======== Data supplied

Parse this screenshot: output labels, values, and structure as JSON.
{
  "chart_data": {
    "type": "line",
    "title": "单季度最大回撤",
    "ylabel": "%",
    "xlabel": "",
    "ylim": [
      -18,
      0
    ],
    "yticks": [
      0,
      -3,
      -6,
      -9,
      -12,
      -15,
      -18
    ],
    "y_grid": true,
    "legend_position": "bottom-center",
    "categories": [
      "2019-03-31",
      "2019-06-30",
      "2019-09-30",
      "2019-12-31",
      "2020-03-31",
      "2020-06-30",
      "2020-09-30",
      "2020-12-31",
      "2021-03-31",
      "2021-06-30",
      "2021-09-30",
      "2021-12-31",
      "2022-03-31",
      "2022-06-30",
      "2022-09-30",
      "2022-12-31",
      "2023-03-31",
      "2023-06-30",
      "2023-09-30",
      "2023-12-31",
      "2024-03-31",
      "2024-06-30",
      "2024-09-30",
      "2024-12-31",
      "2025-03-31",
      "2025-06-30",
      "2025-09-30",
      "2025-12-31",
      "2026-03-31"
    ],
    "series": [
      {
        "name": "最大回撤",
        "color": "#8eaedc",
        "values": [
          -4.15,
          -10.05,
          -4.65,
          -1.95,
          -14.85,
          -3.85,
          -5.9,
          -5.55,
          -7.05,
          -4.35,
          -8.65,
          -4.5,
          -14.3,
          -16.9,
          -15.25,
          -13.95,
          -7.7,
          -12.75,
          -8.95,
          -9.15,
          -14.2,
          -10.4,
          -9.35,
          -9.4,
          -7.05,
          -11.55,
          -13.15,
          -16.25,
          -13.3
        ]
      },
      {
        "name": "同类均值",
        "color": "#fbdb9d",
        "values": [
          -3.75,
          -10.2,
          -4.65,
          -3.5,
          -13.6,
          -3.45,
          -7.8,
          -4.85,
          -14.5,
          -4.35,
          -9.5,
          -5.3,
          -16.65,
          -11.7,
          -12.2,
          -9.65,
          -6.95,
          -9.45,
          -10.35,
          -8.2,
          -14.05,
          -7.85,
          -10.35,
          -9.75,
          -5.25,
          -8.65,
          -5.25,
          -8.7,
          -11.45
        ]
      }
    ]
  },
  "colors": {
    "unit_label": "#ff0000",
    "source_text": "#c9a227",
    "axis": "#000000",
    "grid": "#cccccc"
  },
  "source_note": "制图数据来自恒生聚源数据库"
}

================

Quote the listing in full, please, keeping every line exact.

▶ Solved exercise:
Parse this screenshot: output labels, values, and structure as JSON.
{
  "chart_data": {
    "type": "line",
    "title": "单季度最大回撤",
    "ylabel": "%",
    "xlabel": "",
    "ylim": [
      -18,
      0
    ],
    "yticks": [
      0,
      -3,
      -6,
      -9,
      -12,
      -15,
      -18
    ],
    "y_grid": true,
    "legend_position": "bottom-center",
    "categories": [
      "2019-03-31",
      "2019-06-30",
      "2019-09-30",
      "2019-12-31",
      "2020-03-31",
      "2020-06-30",
      "2020-09-30",
      "2020-12-31",
      "2021-03-31",
      "2021-06-30",
      "2021-09-30",
      "2021-12-31",
      "2022-03-31",
      "2022-06-30",
      "2022-09-30",
      "2022-12-31",
      "2023-03-31",
      "2023-06-30",
      "2023-09-30",
      "2023-12-31",
      "2024-03-31",
      "2024-06-30",
      "2024-09-30",
      "2024-12-31",
      "2025-03-31",
      "2025-06-30",
      "2025-09-30",
      "2025-12-31",
      "2026-03-31"
    ],
    "series": [
      {
        "name": "最大回撤",
        "color": "#8eaedc",
        "values": [
          -4.15,
          -10.05,
          -4.65,
          -1.95,
          -14.85,
          -3.85,
          -5.9,
          -5.55,
          -7.05,
          -4.35,
          -8.65,
          -4.5,
          -14.3,
          -16.9,
          -15.25,
          -13.95,
          -7.7,
          -12.75,
          -8.95,
          -9.15,
          -14.2,
          -10.4,
          -9.35,
          -9.4,
          -7.05,
          -11.55,
          -13.15,
          -16.25,
          -13.3
        ]
      },
      {
        "name": "同类均值",
        "color": "#fbdb9d",
        "values": [
          -3.75,
          -10.2,
          -4.65,
          -3.5,
          -13.6,
          -3.45,
          -7.8,
          -4.85,
          -14.5,
          -4.35,
          -9.5,
          -5.3,
          -16.65,
          -11.7,
          -12.2,
          -9.65,
          -6.95,
          -9.45,
          -10.35,
          -8.2,
          -14.05,
          -7.85,
          -10.35,
          -9.75,
          -5.25,
          -8.65,
          -5.25,
          -8.7,
          -11.45
        ]
      }
    ]
  },
  "colors": {
    "unit_label": "#ff0000",
    "source_text": "#c9a227",
    "axis": "#000000",
    "grid": "#cccccc"
  },
  "source_note": "制图数据来自恒生聚源数据库"
}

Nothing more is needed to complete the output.